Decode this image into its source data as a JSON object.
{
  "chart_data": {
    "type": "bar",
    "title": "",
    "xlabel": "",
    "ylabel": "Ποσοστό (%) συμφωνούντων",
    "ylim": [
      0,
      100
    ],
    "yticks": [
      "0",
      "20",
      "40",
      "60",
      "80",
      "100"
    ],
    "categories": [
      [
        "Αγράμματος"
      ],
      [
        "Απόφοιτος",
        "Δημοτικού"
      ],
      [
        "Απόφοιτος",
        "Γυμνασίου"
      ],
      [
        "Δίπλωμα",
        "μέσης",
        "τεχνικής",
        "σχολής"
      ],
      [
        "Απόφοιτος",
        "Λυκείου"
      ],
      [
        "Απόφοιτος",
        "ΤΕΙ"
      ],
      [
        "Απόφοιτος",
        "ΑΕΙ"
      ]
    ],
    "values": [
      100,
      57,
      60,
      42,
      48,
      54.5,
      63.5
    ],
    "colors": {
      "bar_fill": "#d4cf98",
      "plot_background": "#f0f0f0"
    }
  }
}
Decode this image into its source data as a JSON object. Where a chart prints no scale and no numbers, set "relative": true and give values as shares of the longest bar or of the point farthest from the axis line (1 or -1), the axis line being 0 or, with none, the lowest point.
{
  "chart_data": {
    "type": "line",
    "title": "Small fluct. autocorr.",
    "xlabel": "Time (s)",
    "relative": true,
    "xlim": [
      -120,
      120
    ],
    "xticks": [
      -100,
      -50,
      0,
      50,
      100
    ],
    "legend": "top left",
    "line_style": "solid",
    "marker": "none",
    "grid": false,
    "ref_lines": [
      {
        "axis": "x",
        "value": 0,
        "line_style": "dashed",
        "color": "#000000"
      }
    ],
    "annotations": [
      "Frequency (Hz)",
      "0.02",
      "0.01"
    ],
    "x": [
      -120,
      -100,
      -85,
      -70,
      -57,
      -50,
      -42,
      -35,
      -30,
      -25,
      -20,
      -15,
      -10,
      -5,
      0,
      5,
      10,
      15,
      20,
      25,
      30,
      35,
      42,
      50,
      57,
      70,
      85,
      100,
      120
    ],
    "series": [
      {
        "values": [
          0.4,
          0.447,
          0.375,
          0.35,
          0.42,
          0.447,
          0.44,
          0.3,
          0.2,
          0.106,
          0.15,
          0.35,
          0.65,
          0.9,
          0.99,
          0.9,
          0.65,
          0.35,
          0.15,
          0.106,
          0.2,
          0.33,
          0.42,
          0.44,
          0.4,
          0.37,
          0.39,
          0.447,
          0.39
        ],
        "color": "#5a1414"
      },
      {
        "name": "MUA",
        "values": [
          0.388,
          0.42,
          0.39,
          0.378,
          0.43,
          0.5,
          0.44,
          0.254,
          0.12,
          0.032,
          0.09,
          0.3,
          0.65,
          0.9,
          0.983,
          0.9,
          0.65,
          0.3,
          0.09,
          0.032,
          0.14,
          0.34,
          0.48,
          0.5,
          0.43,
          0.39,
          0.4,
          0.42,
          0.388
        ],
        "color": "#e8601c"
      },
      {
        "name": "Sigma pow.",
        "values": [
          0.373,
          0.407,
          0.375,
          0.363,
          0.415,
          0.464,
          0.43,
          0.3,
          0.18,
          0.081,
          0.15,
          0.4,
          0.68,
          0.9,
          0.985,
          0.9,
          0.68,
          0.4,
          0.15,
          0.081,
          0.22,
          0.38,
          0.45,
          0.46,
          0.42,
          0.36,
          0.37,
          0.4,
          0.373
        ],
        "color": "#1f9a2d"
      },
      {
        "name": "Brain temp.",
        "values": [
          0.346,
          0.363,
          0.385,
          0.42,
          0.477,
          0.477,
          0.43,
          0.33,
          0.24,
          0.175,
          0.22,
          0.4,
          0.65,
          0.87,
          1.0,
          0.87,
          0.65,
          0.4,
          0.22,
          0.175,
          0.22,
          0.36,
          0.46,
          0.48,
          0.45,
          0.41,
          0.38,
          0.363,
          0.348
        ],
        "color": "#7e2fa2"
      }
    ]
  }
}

Required work - Exactly as shown, repeat every record.

Result -
Decode this image into its source data as a JSON object.
{
  "chart_data": {
    "type": "bar",
    "title": "",
    "xlabel": "",
    "ylabel": "Ποσοστό (%) συμφωνούντων",
    "ylim": [
      0,
      100
    ],
    "yticks": [
      "0",
      "20",
      "40",
      "60",
      "80",
      "100"
    ],
    "categories": [
      [
        "Αγράμματος"
      ],
      [
        "Απόφοιτος",
        "Δημοτικού"
      ],
      [
        "Απόφοιτος",
        "Γυμνασίου"
      ],
      [
        "Δίπλωμα",
        "μέσης",
        "τεχνικής",
        "σχολής"
      ],
      [
        "Απόφοιτος",
        "Λυκείου"
      ],
      [
        "Απόφοιτος",
        "ΤΕΙ"
      ],
      [
        "Απόφοιτος",
        "ΑΕΙ"
      ]
    ],
    "values": [
      100,
      57,
      60,
      42,
      48,
      54.5,
      63.5
    ],
    "colors": {
      "bar_fill": "#d4cf98",
      "plot_background": "#f0f0f0"
    }
  }
}
Decode this image into its source data as a JSON object. Where a chart prints no scale and no numbers, set "relative": true and give values as shares of the longest bar or of the point farthest from the axis line (1 or -1), the axis line being 0 or, with none, the lowest point.
{
  "chart_data": {
    "type": "line",
    "title": "Small fluct. autocorr.",
    "xlabel": "Time (s)",
    "relative": true,
    "xlim": [
      -120,
      120
    ],
    "xticks": [
      -100,
      -50,
      0,
      50,
      100
    ],
    "legend": "top left",
    "line_style": "solid",
    "marker": "none",
    "grid": false,
    "ref_lines": [
      {
        "axis": "x",
        "value": 0,
        "line_style": "dashed",
        "color": "#000000"
      }
    ],
    "annotations": [
      "Frequency (Hz)",
      "0.02",
      "0.01"
    ],
    "x": [
      -120,
      -100,
      -85,
      -70,
      -57,
      -50,
      -42,
      -35,
      -30,
      -25,
      -20,
      -15,
      -10,
      -5,
      0,
      5,
      10,
      15,
      20,
      25,
      30,
      35,
      42,
      50,
      57,
      70,
      85,
      100,
      120
    ],
    "series": [
      {
        "values": [
          0.4,
          0.447,
          0.375,
          0.35,
          0.42,
          0.447,
          0.44,
          0.3,
          0.2,
          0.106,
          0.15,
          0.35,
          0.65,
          0.9,
          0.99,
          0.9,
          0.65,
          0.35,
          0.15,
          0.106,
          0.2,
          0.33,
          0.42,
          0.44,
          0.4,
          0.37,
          0.39,
          0.447,
          0.39
        ],
        "color": "#5a1414"
      },
      {
        "name": "MUA",
        "values": [
          0.388,
          0.42,
          0.39,
          0.378,
          0.43,
          0.5,
          0.44,
          0.254,
          0.12,
          0.032,
          0.09,
          0.3,
          0.65,
          0.9,
          0.983,
          0.9,
          0.65,
          0.3,
          0.09,
          0.032,
          0.14,
          0.34,
          0.48,
          0.5,
          0.43,
          0.39,
          0.4,
          0.42,
          0.388
        ],
        "color": "#e8601c"
      },
      {
        "name": "Sigma pow.",
        "values": [
          0.373,
          0.407,
          0.375,
          0.363,
          0.415,
          0.464,
          0.43,
          0.3,
          0.18,
          0.081,
          0.15,
          0.4,
          0.68,
          0.9,
          0.985,
          0.9,
          0.68,
          0.4,
          0.15,
          0.081,
          0.22,
          0.38,
          0.45,
          0.46,
          0.42,
          0.36,
          0.37,
          0.4,
          0.373
        ],
        "color": "#1f9a2d"
      },
      {
        "name": "Brain temp.",
        "values": [
          0.346,
          0.363,
          0.385,
          0.42,
          0.477,
          0.477,
          0.43,
          0.33,
          0.24,
          0.175,
          0.22,
          0.4,
          0.65,
          0.87,
          1.0,
          0.87,
          0.65,
          0.4,
          0.22,
          0.175,
          0.22,
          0.36,
          0.46,
          0.48,
          0.45,
          0.41,
          0.38,
          0.363,
          0.348
        ],
        "color": "#7e2fa2"
      }
    ]
  }
}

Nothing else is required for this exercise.